--- Begin Exercise material ---

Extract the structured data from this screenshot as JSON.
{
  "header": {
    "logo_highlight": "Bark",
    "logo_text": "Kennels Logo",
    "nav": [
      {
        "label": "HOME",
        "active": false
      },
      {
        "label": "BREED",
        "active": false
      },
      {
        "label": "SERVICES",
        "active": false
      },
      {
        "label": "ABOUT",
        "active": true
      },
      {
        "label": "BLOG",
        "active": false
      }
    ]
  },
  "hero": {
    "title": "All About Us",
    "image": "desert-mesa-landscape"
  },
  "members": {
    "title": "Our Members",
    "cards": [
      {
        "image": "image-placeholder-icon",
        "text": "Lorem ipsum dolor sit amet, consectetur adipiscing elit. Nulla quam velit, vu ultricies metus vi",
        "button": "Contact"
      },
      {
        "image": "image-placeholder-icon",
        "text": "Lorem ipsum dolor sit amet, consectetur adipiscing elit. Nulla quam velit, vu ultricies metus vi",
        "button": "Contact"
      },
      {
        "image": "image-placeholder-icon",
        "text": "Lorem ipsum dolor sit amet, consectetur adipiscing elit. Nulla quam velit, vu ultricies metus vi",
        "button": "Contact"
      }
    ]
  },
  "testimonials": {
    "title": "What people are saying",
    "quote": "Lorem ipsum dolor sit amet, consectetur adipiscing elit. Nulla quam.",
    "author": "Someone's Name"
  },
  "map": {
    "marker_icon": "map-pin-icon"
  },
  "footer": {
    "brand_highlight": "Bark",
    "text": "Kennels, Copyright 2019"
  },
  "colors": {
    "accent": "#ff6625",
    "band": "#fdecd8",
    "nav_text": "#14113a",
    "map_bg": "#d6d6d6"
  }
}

--- End Exercise material ---

> **Problem to work on**:
Copy out each line of the data containing the string "Bark".

> **Final result**:
    "logo_highlight": "Bark",
    "brand_highlight": "Bark",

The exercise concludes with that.